:: ITEMS ::
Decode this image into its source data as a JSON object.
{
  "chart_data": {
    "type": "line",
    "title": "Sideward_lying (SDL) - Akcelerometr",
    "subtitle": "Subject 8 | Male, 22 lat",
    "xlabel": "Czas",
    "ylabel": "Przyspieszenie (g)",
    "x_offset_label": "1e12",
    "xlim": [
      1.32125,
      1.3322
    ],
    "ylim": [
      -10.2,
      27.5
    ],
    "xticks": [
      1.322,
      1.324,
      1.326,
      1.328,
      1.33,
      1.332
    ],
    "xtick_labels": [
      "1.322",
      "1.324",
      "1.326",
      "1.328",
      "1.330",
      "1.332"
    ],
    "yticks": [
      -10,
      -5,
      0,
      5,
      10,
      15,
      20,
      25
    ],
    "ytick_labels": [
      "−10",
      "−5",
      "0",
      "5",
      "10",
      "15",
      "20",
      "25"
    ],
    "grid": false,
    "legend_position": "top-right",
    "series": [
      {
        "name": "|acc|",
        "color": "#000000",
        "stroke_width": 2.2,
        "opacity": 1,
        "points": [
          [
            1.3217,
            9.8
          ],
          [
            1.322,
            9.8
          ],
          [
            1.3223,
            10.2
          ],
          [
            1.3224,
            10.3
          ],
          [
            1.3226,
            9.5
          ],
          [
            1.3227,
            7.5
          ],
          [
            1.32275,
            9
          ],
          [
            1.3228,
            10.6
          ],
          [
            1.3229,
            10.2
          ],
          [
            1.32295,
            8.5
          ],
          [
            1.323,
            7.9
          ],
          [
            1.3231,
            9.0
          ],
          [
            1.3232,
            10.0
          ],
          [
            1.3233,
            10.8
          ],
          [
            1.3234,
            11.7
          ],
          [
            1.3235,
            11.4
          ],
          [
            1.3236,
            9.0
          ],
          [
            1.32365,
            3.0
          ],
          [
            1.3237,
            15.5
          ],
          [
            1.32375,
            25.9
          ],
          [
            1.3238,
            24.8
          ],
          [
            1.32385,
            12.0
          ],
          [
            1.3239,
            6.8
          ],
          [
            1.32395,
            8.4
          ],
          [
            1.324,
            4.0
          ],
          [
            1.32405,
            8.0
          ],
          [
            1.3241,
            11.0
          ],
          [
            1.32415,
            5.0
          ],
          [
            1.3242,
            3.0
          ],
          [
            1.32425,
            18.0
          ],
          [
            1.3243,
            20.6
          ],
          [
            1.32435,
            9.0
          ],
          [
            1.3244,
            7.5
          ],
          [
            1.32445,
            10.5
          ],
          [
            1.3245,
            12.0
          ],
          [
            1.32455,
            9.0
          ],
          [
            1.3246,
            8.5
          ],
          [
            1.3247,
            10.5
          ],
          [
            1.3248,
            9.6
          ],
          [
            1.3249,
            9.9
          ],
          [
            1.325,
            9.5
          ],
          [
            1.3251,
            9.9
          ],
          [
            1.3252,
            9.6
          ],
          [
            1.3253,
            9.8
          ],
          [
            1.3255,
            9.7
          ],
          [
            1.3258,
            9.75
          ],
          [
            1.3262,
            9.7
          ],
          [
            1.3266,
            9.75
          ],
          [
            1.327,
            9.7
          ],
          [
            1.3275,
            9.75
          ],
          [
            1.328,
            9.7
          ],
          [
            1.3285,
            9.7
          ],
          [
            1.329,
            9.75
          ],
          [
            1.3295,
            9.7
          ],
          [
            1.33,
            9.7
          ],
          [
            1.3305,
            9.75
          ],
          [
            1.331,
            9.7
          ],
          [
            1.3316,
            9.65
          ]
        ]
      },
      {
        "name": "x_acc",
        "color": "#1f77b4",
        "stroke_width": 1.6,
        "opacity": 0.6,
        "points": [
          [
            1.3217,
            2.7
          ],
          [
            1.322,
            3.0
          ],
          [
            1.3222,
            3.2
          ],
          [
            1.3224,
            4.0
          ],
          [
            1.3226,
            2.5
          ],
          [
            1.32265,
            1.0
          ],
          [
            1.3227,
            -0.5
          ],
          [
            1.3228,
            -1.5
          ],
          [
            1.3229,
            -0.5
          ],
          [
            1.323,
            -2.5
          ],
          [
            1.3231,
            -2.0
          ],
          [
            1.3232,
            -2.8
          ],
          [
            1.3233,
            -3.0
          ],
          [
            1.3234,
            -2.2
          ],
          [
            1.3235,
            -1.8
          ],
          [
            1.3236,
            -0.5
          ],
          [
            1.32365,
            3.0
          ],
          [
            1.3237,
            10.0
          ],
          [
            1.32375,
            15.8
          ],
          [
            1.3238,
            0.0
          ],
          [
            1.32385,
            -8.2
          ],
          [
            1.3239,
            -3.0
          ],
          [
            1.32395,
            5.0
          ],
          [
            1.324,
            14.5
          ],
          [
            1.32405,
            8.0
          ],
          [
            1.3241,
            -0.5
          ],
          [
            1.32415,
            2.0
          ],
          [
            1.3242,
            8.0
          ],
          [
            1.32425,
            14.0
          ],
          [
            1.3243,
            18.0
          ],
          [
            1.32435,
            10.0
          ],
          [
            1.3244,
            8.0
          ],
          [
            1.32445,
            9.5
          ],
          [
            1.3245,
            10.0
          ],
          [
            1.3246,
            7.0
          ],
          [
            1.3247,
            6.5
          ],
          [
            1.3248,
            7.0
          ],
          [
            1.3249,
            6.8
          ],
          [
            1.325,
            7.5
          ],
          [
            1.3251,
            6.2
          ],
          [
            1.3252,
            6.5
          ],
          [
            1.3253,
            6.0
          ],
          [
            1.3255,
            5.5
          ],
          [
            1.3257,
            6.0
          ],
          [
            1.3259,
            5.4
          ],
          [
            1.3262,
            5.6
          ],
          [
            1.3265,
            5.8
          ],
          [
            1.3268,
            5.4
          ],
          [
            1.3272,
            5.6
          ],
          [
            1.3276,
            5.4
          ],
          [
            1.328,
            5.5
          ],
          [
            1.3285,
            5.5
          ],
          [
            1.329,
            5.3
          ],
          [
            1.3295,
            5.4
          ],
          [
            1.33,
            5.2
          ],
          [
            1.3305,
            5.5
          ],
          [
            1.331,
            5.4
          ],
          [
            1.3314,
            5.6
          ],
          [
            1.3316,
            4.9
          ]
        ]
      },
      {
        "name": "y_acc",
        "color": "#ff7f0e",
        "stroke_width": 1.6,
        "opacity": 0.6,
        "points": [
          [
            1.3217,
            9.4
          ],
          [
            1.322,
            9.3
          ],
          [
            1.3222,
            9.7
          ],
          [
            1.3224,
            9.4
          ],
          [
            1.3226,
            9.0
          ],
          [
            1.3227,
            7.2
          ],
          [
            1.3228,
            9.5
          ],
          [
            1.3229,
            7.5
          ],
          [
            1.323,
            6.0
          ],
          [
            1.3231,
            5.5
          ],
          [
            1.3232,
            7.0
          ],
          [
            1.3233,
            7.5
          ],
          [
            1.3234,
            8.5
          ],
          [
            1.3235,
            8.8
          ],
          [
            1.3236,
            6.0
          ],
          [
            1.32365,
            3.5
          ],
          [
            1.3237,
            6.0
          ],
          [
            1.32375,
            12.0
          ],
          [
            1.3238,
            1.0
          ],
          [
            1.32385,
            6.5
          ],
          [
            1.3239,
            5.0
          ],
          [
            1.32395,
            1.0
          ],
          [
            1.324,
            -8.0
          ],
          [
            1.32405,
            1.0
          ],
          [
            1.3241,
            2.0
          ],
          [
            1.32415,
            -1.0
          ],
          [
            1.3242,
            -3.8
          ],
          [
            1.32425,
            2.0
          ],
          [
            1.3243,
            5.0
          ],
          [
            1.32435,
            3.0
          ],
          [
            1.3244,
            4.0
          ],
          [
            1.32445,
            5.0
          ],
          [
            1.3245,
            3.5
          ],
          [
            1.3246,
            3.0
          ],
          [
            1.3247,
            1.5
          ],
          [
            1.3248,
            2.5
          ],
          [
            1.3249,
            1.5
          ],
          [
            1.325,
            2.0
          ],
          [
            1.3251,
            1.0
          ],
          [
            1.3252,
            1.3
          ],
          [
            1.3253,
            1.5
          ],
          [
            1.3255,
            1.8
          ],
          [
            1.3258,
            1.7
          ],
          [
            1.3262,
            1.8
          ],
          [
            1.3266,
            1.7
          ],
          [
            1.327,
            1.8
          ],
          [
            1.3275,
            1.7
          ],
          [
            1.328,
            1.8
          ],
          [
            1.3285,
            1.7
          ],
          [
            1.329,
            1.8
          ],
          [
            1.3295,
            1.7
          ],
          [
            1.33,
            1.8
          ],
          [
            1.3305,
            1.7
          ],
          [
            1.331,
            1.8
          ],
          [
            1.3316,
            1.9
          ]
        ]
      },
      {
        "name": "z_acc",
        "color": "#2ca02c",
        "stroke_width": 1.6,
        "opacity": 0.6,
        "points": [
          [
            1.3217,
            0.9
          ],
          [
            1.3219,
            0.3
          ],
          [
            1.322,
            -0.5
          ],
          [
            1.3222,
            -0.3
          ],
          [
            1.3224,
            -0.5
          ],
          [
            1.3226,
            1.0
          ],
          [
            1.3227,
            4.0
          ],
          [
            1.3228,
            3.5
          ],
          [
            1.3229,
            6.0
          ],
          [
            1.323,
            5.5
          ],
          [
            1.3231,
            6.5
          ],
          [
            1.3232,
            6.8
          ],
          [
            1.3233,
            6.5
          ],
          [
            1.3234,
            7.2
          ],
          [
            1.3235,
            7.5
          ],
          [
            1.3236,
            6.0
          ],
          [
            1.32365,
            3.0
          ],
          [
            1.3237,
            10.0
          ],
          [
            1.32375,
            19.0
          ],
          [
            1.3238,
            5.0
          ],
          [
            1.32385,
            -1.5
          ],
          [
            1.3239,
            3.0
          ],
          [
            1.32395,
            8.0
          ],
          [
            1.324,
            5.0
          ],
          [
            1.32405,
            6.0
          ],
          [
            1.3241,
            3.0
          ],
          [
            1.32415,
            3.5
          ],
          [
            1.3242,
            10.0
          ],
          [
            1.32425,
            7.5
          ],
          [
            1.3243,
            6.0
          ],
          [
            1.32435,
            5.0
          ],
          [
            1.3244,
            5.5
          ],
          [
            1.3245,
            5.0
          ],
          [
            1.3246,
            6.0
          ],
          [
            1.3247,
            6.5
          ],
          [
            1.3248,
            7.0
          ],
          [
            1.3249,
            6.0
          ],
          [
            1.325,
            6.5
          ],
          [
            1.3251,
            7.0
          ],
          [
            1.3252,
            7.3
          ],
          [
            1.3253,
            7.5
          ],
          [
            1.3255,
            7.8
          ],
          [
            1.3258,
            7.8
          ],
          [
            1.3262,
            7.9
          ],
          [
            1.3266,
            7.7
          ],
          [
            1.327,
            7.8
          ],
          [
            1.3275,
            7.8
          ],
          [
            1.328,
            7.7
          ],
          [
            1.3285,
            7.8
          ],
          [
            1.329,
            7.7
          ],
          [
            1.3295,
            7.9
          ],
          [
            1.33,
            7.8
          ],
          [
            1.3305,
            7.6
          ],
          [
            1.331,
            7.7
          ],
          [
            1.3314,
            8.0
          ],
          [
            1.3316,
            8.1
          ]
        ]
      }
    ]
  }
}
:::
◆ WORK TO BE COMPLETED ◆
Search the entries for the string "name" and collect each line that has it.

◆ THE ANSWER ◆
        "name": "|acc|",
        "name": "x_acc",
        "name": "y_acc",
        "name": "z_acc",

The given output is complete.